:: Text excerpt ::

Today seen the cylinders cleaned up and reinstalled, along with the pistons and connecting rods. I could have used one of Chris's elves to get down into the crankcase and tighten the rod bolts. I had forgotten just how inaccessible they were when the bottom plate was installed on the crankcase. I had to take everything apart to get at the rod bolts to tighten them. Before I go any farther now, I have to time my valves before my gear cover goes back in place.


----------



## Brian Rupnow (Sep 28, 2021)

--I just spent an hour reading thru all the posts made on the forum when I originally built this engine, and I discovered something. On the original build, that diamond mesh on the flywheel guard was between the flywheel and the engine. Now it's on the other side.  Ah well, I didn't plan on sticking my fingers in there anyways.


----------



## Brian Rupnow (Sep 29, 2021)

So, here we are, all reassembled. Crankshaft and camshaft are both riding in sealed ball bearings. That lever at the very front of the engine has my ignition points mounted on it, so I can adjust the timing by lifting the lever up or down. The plate will rotate to the limits of the curved slot, letting me fine tune the timing while the engine is running. That knurled pulley and key setting in front of the engine  go on last, as it has part of my starter which I engage with my variable speed drill. I still have to remove the fan guard and give it a bit of cosmetic work and a new paint job. I might machine a swoopy looking air horn to fit on the intake side of the carburetor. Tomorrow I have some real, paying design work, so I probably won't post anymore progress for a couple of days.

:::
:: Material provided ::

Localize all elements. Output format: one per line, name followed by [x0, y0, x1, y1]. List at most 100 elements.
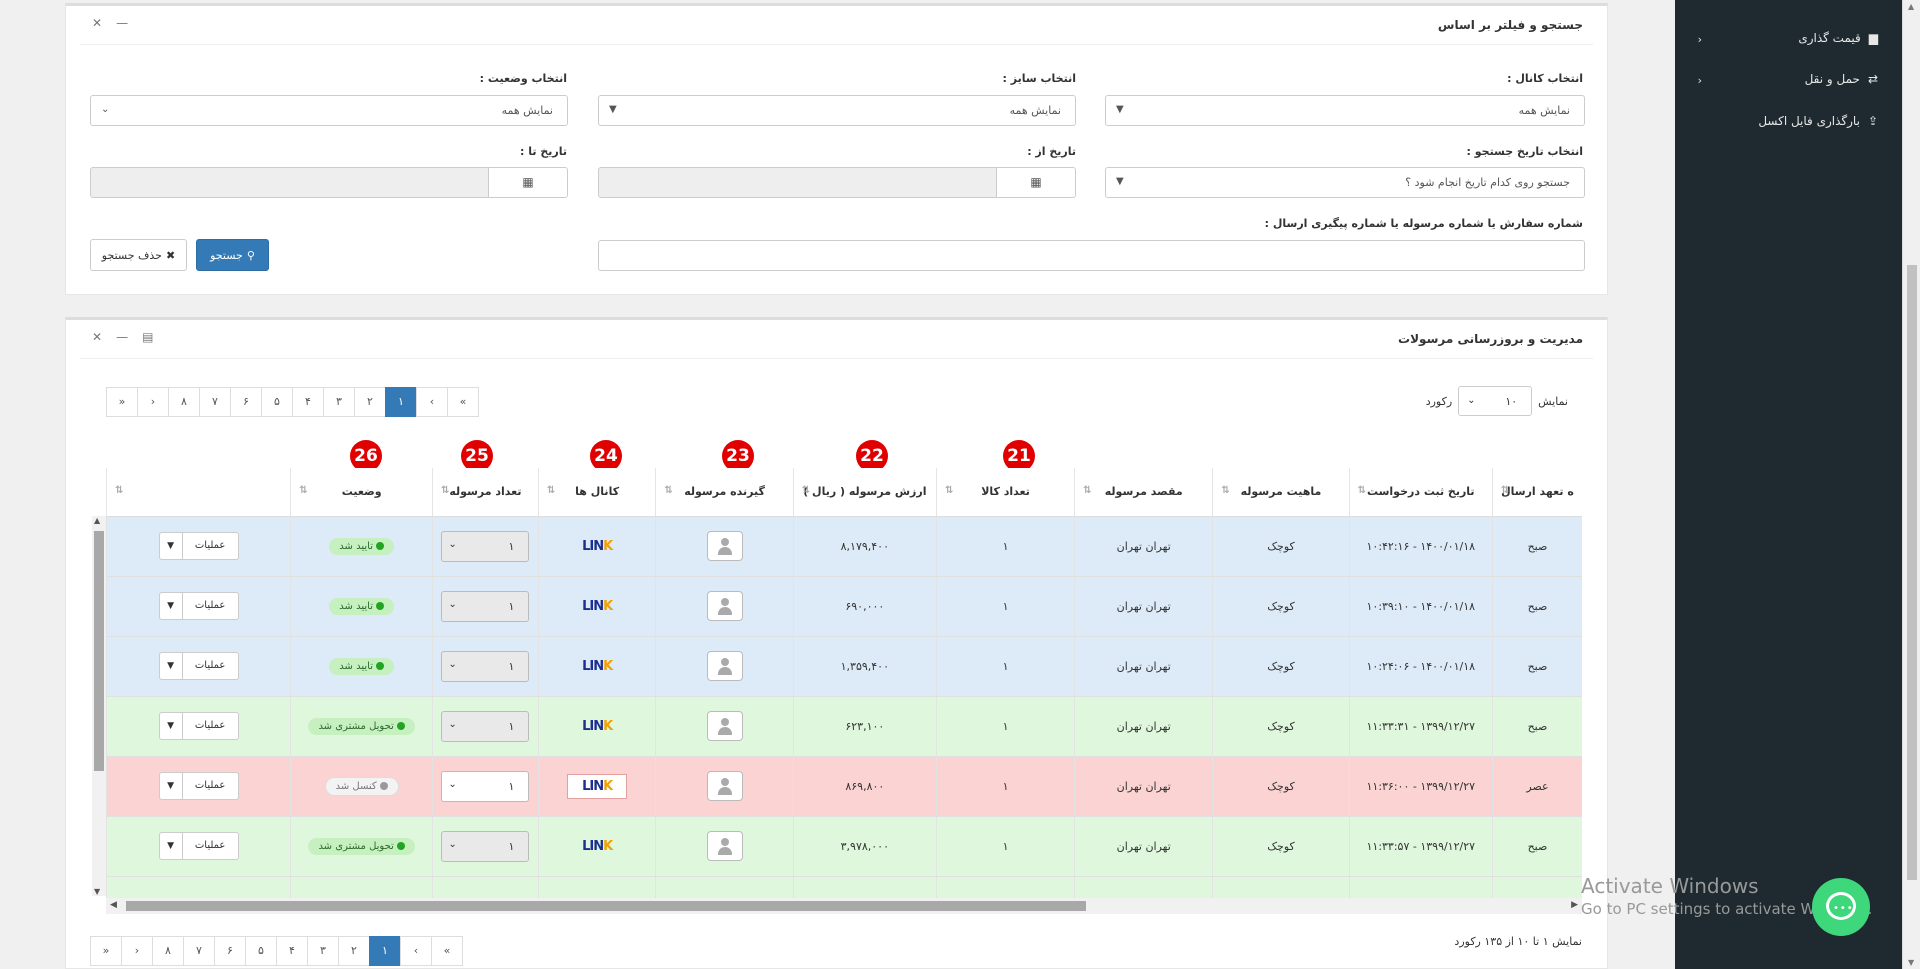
quantity-select[interactable]: ۱ ⌄: [441, 590, 530, 622]
date-to-field[interactable]: [90, 167, 489, 198]
column-header-status[interactable]: وضعیت ⇅: [290, 468, 433, 517]
first-page-button[interactable]: «: [431, 936, 463, 966]
user-icon[interactable]: [706, 531, 743, 561]
search-date-select[interactable]: جستجو روی کدام تاریخ انجام شود ؟ ▼: [1105, 167, 1585, 198]
search-button[interactable]: ⚲ جستجو: [196, 239, 269, 271]
column-header-quantity[interactable]: تعداد مرسوله ⇅: [432, 468, 539, 517]
page-7-button[interactable]: ۷: [199, 387, 231, 417]
chevron-left-icon[interactable]: ‹: [1698, 74, 1702, 87]
page-4-button[interactable]: ۴: [276, 936, 308, 966]
caret-down-icon[interactable]: ▼: [158, 532, 183, 560]
chat-button[interactable]: •••: [1812, 878, 1870, 936]
user-icon[interactable]: [706, 711, 743, 741]
table-vertical-scrollbar[interactable]: ▲ ▼: [92, 516, 106, 896]
column-header-operations[interactable]: ⇅: [105, 468, 291, 517]
scroll-down-icon[interactable]: ▼: [1908, 958, 1914, 967]
next-page-button[interactable]: ›: [121, 936, 153, 966]
sidebar-item-excel-upload[interactable]: ⇪ بارگذاری فایل اکسل: [1758, 114, 1878, 128]
sidebar-item-pricing[interactable]: ▆ قیمت گذاری: [1798, 31, 1878, 45]
page-1-button[interactable]: ۱: [385, 387, 417, 417]
scroll-right-icon[interactable]: ▶: [1571, 900, 1578, 910]
user-icon[interactable]: [706, 831, 743, 861]
operations-dropdown[interactable]: ▼ عملیات: [158, 712, 239, 740]
first-page-button[interactable]: «: [447, 387, 479, 417]
column-header-type[interactable]: ماهیت مرسوله ⇅: [1212, 468, 1350, 517]
prev-page-button[interactable]: ‹: [400, 936, 432, 966]
date-to-input[interactable]: ▦: [90, 167, 568, 198]
quantity-select[interactable]: ۱ ⌄: [441, 710, 530, 742]
minimize-icon[interactable]: —: [116, 16, 128, 30]
table-horizontal-scrollbar[interactable]: ◀ ▶: [106, 898, 1582, 914]
clear-search-button[interactable]: ✖ حذف جستجو: [90, 239, 187, 271]
caret-down-icon[interactable]: ▼: [158, 832, 183, 860]
size-select[interactable]: نمایش همه ▼: [598, 95, 1076, 126]
sidebar-item-transport[interactable]: ⇄ حمل و نقل: [1805, 72, 1878, 86]
minimize-icon[interactable]: —: [116, 330, 128, 344]
columns-icon[interactable]: ▤: [142, 330, 153, 344]
page-5-button[interactable]: ۵: [245, 936, 277, 966]
last-page-button[interactable]: »: [106, 387, 138, 417]
user-icon[interactable]: [706, 771, 743, 801]
scroll-up-icon[interactable]: ▲: [94, 516, 100, 525]
close-icon[interactable]: ✕: [92, 16, 102, 30]
page-8-button[interactable]: ۸: [168, 387, 200, 417]
chevron-left-icon[interactable]: ‹: [1698, 33, 1702, 46]
prev-page-button[interactable]: ‹: [416, 387, 448, 417]
last-page-button[interactable]: »: [90, 936, 122, 966]
scroll-up-icon[interactable]: ▲: [1908, 2, 1914, 11]
channel-logo: LINK: [582, 538, 613, 554]
scroll-thumb[interactable]: [1907, 265, 1917, 880]
calendar-icon[interactable]: ▦: [488, 167, 568, 198]
quantity-select[interactable]: ۱ ⌄: [441, 650, 530, 682]
page-6-button[interactable]: ۶: [230, 387, 262, 417]
page-scrollbar[interactable]: ▲ ▼: [1902, 0, 1920, 969]
caret-down-icon: ▼: [1116, 104, 1124, 115]
page-7-button[interactable]: ۷: [183, 936, 215, 966]
next-page-button[interactable]: ›: [137, 387, 169, 417]
page-5-button[interactable]: ۵: [261, 387, 293, 417]
column-header-recipient[interactable]: گیرنده مرسوله ⇅: [655, 468, 794, 517]
panel-title: جستجو و فیلتر بر اساس: [1437, 18, 1583, 32]
column-header-shift[interactable]: ه تعهد ارسال ⇅: [1491, 468, 1582, 517]
page-3-button[interactable]: ۳: [323, 387, 355, 417]
caret-down-icon[interactable]: ▼: [158, 712, 183, 740]
user-icon[interactable]: [706, 651, 743, 681]
operations-dropdown[interactable]: ▼ عملیات: [158, 772, 239, 800]
scroll-thumb[interactable]: [94, 531, 104, 771]
page-8-button[interactable]: ۸: [152, 936, 184, 966]
column-header-item-count[interactable]: تعداد کالا ⇅: [935, 468, 1075, 517]
operations-dropdown[interactable]: ▼ عملیات: [158, 532, 239, 560]
operations-dropdown[interactable]: ▼ عملیات: [158, 592, 239, 620]
order-number-input[interactable]: [598, 240, 1585, 271]
column-header-channels[interactable]: کانال ها ⇅: [537, 468, 656, 517]
quantity-select[interactable]: ۱ ⌄: [441, 830, 530, 862]
caret-down-icon[interactable]: ▼: [158, 652, 183, 680]
date-from-field[interactable]: [598, 167, 997, 198]
column-header-value[interactable]: ارزش مرسوله ( ریال ) ⇅: [792, 468, 937, 517]
scroll-left-icon[interactable]: ◀: [110, 900, 117, 910]
calendar-icon[interactable]: ▦: [996, 167, 1076, 198]
page-6-button[interactable]: ۶: [214, 936, 246, 966]
column-header-destination[interactable]: مقصد مرسوله ⇅: [1074, 468, 1213, 517]
operations-dropdown[interactable]: ▼ عملیات: [158, 652, 239, 680]
close-icon[interactable]: ✕: [92, 330, 102, 344]
channel-select[interactable]: نمایش همه ▼: [1105, 95, 1585, 126]
operations-dropdown[interactable]: ▼ عملیات: [158, 832, 239, 860]
user-icon[interactable]: [706, 591, 743, 621]
pagination-top: » › ۸ ۷ ۶ ۵ ۴ ۳ ۲ ۱ ‹ «: [106, 387, 479, 417]
caret-down-icon[interactable]: ▼: [158, 592, 183, 620]
caret-down-icon[interactable]: ▼: [158, 772, 183, 800]
page-3-button[interactable]: ۳: [307, 936, 339, 966]
scroll-down-icon[interactable]: ▼: [94, 887, 100, 896]
column-header-date[interactable]: تاریخ ثبت درخواست ⇅: [1348, 468, 1493, 517]
status-select[interactable]: نمایش همه ⌄: [90, 95, 568, 126]
quantity-select[interactable]: ۱ ⌄: [441, 770, 530, 802]
quantity-select[interactable]: ۱ ⌄: [441, 530, 530, 562]
page-length-select[interactable]: ۱۰ ⌄: [1458, 386, 1533, 416]
page-4-button[interactable]: ۴: [292, 387, 324, 417]
date-from-input[interactable]: ▦: [598, 167, 1076, 198]
page-2-button[interactable]: ۲: [354, 387, 386, 417]
scroll-thumb[interactable]: [126, 901, 1086, 911]
page-2-button[interactable]: ۲: [338, 936, 370, 966]
page-1-button[interactable]: ۱: [369, 936, 401, 966]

:::

§ The tasks:
(a) Answer these from the engine rebuild posts:
(i) What has to be done before the gear cover goes back in place?
(ii) On the original build, where was the diamond mesh on the flywheel guard?
(iii) What are the crankshaft and camshaft riding in?
(b) Carry on the engine rebuild posts from their last sentence.
You won't need the data for any of this.

§ Written responses:
(a)
(i) The valves have to be timed.
(ii) It was between the flywheel and the engine.
(iii) They ride in sealed ball bearings.

(b)
----------



## Brian Rupnow (Sep 30, 2021)

Will it start or not? I don't really know. The engine is wearing the newest edition of cylinder heads, with the sparkplug situated more or less in the center of the cylinder. This of course means that it has new valves and valve cages, and I'm never sure if the valves are going to seal properly or not until I actually try to run the engine. With brand new ball bearings on both shafts, the engine is "stiff" to turn by hand. Of course, if it does take off and run on it's own, this stiffness goes away after the first fifteen minutes of running. I will probably be finished with my design work by tomorrow afternoon, then I will try the engine and see what happens.


----------



## Brian Rupnow (Oct 3, 2021)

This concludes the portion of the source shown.